> _WRITTEN EXERCISE_: Make an exact copy of all the entries, with the pictures left out.

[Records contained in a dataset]
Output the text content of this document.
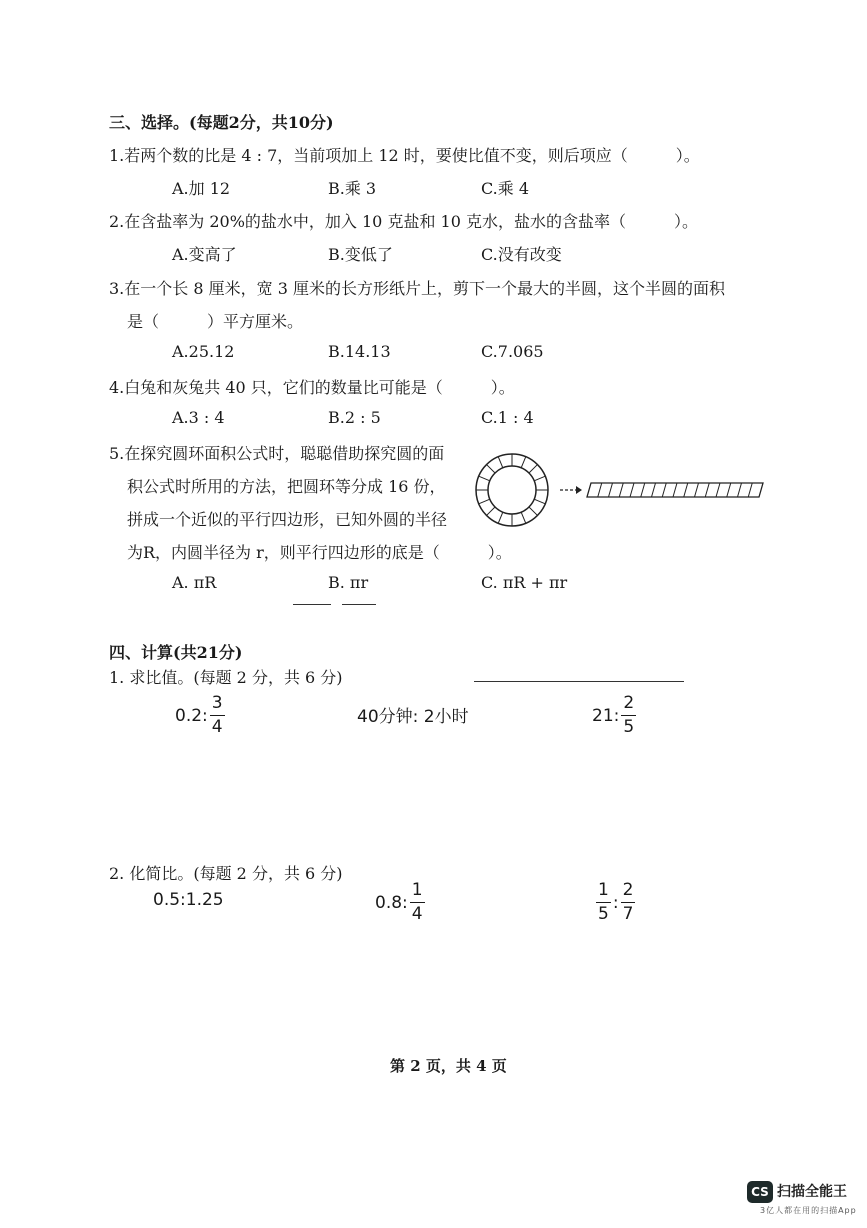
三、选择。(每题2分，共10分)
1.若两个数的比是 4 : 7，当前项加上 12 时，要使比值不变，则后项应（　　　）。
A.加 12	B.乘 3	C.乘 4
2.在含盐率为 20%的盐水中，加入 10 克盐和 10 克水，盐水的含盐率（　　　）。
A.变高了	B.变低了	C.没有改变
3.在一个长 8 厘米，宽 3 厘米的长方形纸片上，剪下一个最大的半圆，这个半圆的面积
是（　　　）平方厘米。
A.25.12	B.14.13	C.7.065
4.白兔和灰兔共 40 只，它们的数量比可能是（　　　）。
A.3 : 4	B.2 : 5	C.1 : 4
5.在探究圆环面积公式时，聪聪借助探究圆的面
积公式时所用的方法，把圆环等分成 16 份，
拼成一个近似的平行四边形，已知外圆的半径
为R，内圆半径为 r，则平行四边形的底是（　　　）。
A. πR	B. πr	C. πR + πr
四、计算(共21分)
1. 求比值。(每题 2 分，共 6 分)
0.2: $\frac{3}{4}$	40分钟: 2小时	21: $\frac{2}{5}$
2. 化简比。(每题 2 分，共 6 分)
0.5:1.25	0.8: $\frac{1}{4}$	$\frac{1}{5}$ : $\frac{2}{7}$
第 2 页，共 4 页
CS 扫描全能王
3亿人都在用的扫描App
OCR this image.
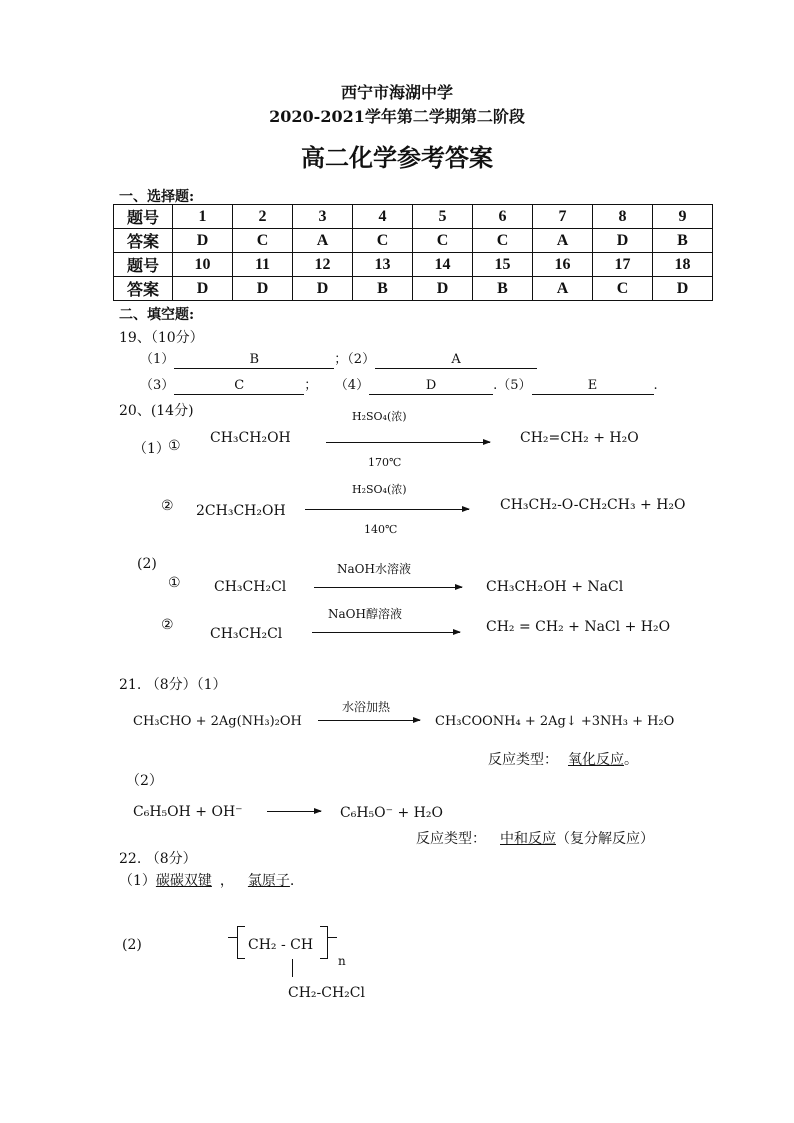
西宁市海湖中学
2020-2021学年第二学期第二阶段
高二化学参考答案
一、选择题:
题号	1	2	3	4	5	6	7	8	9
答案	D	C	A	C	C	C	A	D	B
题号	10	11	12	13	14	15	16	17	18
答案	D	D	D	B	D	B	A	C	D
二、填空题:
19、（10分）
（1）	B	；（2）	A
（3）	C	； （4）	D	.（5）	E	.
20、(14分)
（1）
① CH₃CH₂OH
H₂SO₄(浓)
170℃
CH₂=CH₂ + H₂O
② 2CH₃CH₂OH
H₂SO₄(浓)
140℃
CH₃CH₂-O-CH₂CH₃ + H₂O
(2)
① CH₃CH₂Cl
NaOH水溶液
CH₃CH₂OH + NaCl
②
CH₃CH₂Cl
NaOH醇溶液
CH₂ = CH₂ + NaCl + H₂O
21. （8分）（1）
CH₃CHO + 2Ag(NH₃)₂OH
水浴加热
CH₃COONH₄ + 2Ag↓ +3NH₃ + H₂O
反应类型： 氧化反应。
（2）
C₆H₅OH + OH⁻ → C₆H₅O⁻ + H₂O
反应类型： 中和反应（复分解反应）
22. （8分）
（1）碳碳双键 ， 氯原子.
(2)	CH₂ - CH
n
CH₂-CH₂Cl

> _SOLUTION_:
Output the text content of this document.
三、选择。(每题2分，共10分)
1.若两个数的比是 4 : 7，当前项加上 12 时，要使比值不变，则后项应（　　　）。
A.加 12	B.乘 3	C.乘 4
2.在含盐率为 20%的盐水中，加入 10 克盐和 10 克水，盐水的含盐率（　　　）。
A.变高了	B.变低了	C.没有改变
3.在一个长 8 厘米，宽 3 厘米的长方形纸片上，剪下一个最大的半圆，这个半圆的面积
是（　　　）平方厘米。
A.25.12	B.14.13	C.7.065
4.白兔和灰兔共 40 只，它们的数量比可能是（　　　）。
A.3 : 4	B.2 : 5	C.1 : 4
5.在探究圆环面积公式时，聪聪借助探究圆的面
积公式时所用的方法，把圆环等分成 16 份，
拼成一个近似的平行四边形，已知外圆的半径
为R，内圆半径为 r，则平行四边形的底是（　　　）。
A. πR	B. πr	C. πR + πr
四、计算(共21分)
1. 求比值。(每题 2 分，共 6 分)
0.2: $\frac{3}{4}$	40分钟: 2小时	21: $\frac{2}{5}$
2. 化简比。(每题 2 分，共 6 分)
0.5:1.25	0.8: $\frac{1}{4}$	$\frac{1}{5}$ : $\frac{2}{7}$
第 2 页，共 4 页
CS 扫描全能王
3亿人都在用的扫描App
OCR this image.
西宁市海湖中学
2020-2021学年第二学期第二阶段
高二化学参考答案
一、选择题:
题号	1	2	3	4	5	6	7	8	9
答案	D	C	A	C	C	C	A	D	B
题号	10	11	12	13	14	15	16	17	18
答案	D	D	D	B	D	B	A	C	D
二、填空题:
19、（10分）
（1）	B	；（2）	A
（3）	C	； （4）	D	.（5）	E	.
20、(14分)
（1）
① CH₃CH₂OH
H₂SO₄(浓)
170℃
CH₂=CH₂ + H₂O
② 2CH₃CH₂OH
H₂SO₄(浓)
140℃
CH₃CH₂-O-CH₂CH₃ + H₂O
(2)
① CH₃CH₂Cl
NaOH水溶液
CH₃CH₂OH + NaCl
②
CH₃CH₂Cl
NaOH醇溶液
CH₂ = CH₂ + NaCl + H₂O
21. （8分）（1）
CH₃CHO + 2Ag(NH₃)₂OH
水浴加热
CH₃COONH₄ + 2Ag↓ +3NH₃ + H₂O
反应类型： 氧化反应。
（2）
C₆H₅OH + OH⁻ → C₆H₅O⁻ + H₂O
反应类型： 中和反应（复分解反应）
22. （8分）
（1）碳碳双键 ， 氯原子.
(2)	CH₂ - CH
n
CH₂-CH₂Cl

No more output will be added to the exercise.